To do: Write out the listing exactly as it is given.

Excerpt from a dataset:
[Begin]
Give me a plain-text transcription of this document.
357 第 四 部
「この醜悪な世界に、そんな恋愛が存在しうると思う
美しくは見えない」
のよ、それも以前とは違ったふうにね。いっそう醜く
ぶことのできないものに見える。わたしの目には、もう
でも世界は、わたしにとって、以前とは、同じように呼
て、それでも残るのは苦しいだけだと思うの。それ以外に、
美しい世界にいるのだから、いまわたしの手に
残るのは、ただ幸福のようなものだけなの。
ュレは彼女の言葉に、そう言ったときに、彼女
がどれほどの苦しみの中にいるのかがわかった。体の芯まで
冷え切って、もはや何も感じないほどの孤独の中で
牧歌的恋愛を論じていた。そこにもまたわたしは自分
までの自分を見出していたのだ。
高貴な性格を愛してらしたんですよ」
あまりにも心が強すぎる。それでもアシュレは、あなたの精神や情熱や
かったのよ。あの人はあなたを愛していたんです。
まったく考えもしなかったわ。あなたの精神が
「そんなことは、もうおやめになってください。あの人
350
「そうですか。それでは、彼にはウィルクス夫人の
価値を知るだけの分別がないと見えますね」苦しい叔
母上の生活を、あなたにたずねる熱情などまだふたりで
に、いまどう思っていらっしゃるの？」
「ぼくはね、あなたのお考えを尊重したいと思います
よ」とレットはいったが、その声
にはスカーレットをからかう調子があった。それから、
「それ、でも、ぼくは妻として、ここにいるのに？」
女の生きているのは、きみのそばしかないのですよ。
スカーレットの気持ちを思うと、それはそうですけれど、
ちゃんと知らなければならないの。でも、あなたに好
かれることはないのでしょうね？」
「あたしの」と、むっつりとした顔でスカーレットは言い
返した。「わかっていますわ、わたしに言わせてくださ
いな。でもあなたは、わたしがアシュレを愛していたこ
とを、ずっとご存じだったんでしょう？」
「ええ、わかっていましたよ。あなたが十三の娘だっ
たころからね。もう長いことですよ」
[End]
Task answer:
Give me a plain-text transcription of this document.
357 第 四 部
「この醜悪な世界に、そんな恋愛が存在しうると思う
美しくは見えない」
のよ、それも以前とは違ったふうにね。いっそう醜く
ぶことのできないものに見える。わたしの目には、もう
でも世界は、わたしにとって、以前とは、同じように呼
て、それでも残るのは苦しいだけだと思うの。それ以外に、
美しい世界にいるのだから、いまわたしの手に
残るのは、ただ幸福のようなものだけなの。
ュレは彼女の言葉に、そう言ったときに、彼女
がどれほどの苦しみの中にいるのかがわかった。体の芯まで
冷え切って、もはや何も感じないほどの孤独の中で
牧歌的恋愛を論じていた。そこにもまたわたしは自分
までの自分を見出していたのだ。
高貴な性格を愛してらしたんですよ」
あまりにも心が強すぎる。それでもアシュレは、あなたの精神や情熱や
かったのよ。あの人はあなたを愛していたんです。
まったく考えもしなかったわ。あなたの精神が
「そんなことは、もうおやめになってください。あの人
350
「そうですか。それでは、彼にはウィルクス夫人の
価値を知るだけの分別がないと見えますね」苦しい叔
母上の生活を、あなたにたずねる熱情などまだふたりで
に、いまどう思っていらっしゃるの？」
「ぼくはね、あなたのお考えを尊重したいと思います
よ」とレットはいったが、その声
にはスカーレットをからかう調子があった。それから、
「それ、でも、ぼくは妻として、ここにいるのに？」
女の生きているのは、きみのそばしかないのですよ。
スカーレットの気持ちを思うと、それはそうですけれど、
ちゃんと知らなければならないの。でも、あなたに好
かれることはないのでしょうね？」
「あたしの」と、むっつりとした顔でスカーレットは言い
返した。「わかっていますわ、わたしに言わせてくださ
いな。でもあなたは、わたしがアシュレを愛していたこ
とを、ずっとご存じだったんでしょう？」
「ええ、わかっていましたよ。あなたが十三の娘だっ
たころからね。もう長いことですよ」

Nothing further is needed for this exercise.